* _To do_: Find the lines below that contain the string "universalidad". Copy each one.
################
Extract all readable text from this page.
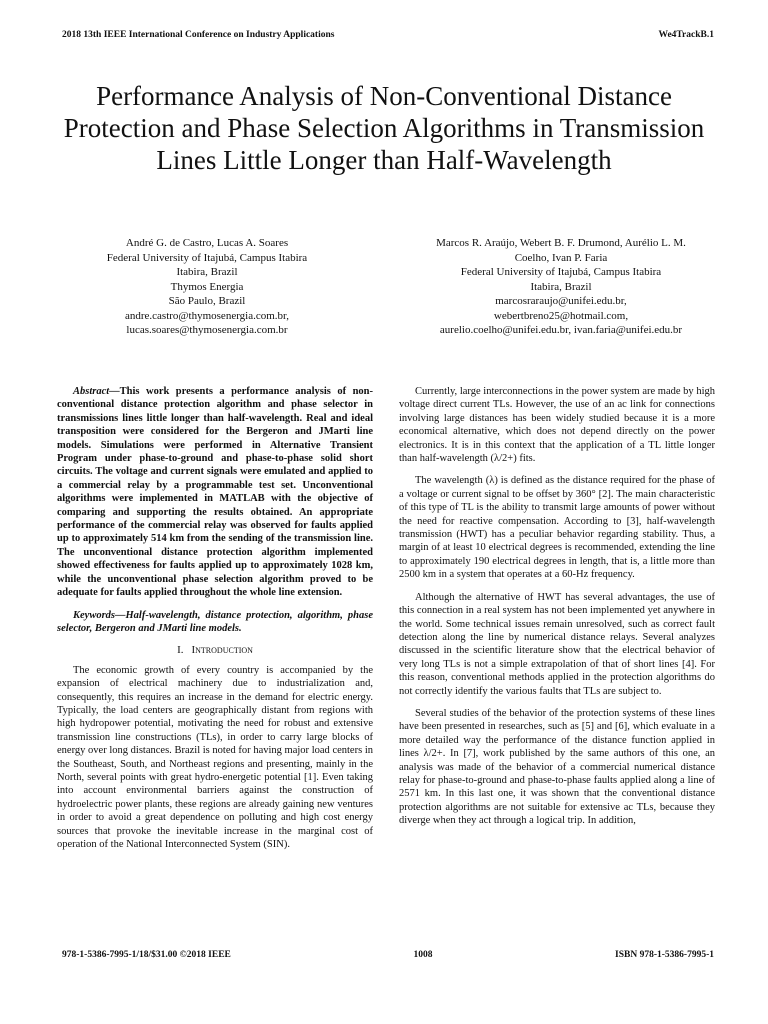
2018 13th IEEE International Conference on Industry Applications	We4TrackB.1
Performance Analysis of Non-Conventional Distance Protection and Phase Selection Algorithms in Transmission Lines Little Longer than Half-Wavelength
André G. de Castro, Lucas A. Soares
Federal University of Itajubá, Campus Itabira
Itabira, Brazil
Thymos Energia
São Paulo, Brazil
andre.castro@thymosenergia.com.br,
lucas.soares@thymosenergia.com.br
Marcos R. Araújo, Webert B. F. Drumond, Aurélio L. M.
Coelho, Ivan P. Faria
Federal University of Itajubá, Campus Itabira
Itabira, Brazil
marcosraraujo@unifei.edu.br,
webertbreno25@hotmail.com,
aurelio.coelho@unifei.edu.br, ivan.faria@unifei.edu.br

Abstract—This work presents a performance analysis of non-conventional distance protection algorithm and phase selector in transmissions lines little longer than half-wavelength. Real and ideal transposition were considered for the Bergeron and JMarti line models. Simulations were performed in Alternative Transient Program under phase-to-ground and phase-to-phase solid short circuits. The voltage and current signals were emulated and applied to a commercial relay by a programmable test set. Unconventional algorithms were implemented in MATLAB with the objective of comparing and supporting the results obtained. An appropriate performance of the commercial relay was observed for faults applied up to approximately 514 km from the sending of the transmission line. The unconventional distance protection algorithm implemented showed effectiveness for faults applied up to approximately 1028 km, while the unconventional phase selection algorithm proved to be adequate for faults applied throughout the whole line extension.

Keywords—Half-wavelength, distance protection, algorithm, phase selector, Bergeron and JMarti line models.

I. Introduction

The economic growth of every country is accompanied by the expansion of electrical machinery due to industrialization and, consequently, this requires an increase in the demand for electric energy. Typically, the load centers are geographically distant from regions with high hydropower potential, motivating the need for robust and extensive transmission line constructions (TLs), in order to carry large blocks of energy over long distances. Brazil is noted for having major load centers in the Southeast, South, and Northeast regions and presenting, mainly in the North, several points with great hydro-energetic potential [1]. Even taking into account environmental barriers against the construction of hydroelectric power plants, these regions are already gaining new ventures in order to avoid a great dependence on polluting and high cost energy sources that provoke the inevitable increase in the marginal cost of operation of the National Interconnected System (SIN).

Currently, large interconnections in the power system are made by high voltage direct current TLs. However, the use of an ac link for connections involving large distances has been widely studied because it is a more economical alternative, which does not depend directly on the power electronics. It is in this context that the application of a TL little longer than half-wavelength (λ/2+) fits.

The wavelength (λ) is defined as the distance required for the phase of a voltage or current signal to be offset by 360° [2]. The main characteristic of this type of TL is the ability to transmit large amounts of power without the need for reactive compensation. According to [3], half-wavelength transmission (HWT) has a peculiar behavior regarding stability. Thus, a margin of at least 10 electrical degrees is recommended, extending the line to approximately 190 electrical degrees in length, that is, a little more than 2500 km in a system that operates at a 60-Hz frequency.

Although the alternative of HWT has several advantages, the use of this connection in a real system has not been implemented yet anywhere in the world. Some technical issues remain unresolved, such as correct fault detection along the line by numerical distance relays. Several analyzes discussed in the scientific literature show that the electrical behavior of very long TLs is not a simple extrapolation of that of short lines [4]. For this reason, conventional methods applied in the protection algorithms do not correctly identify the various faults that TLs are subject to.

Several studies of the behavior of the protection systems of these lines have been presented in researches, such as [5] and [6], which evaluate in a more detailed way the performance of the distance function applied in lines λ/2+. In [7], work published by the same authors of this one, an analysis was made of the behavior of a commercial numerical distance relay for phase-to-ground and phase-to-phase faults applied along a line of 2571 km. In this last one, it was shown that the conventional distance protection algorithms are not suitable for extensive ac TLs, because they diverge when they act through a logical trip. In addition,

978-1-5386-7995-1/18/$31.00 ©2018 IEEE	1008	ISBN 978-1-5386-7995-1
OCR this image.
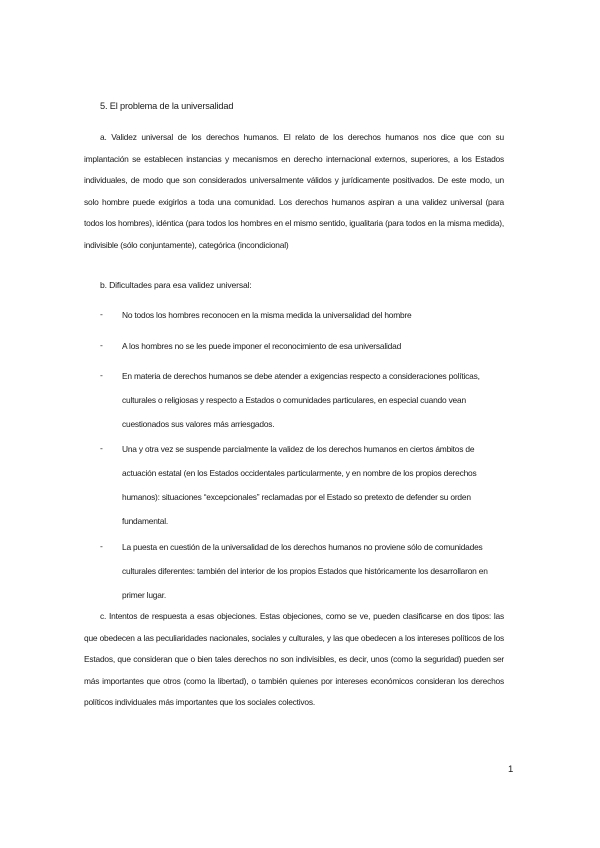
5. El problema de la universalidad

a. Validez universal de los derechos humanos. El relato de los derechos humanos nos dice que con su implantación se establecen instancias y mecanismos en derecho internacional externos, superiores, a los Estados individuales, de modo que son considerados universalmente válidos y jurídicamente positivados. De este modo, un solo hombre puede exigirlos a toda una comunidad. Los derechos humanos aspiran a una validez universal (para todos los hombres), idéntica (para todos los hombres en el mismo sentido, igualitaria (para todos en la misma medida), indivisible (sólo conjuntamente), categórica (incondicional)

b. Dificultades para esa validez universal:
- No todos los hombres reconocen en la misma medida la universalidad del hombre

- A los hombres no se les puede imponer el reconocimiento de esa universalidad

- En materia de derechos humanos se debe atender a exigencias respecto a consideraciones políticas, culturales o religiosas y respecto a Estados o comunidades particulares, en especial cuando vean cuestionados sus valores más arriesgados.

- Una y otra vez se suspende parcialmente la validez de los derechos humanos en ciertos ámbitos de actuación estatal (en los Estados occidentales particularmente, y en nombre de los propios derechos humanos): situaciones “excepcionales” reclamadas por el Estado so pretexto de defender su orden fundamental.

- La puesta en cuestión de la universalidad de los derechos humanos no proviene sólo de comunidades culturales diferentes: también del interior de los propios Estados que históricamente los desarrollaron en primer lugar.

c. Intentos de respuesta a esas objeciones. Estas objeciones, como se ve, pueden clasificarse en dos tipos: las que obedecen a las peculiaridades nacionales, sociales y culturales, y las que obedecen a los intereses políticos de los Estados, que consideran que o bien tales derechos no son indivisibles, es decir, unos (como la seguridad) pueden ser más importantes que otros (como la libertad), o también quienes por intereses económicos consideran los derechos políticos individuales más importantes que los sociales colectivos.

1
################
* _Task solution_:
5. El problema de la universalidad
- No todos los hombres reconocen en la misma medida la universalidad del hombre
- A los hombres no se les puede imponer el reconocimiento de esa universalidad
- La puesta en cuestión de la universalidad de los derechos humanos no proviene sólo de comunidades culturales diferentes: también del interior de los propios Estados que históricamente los desarrollaron en primer lugar.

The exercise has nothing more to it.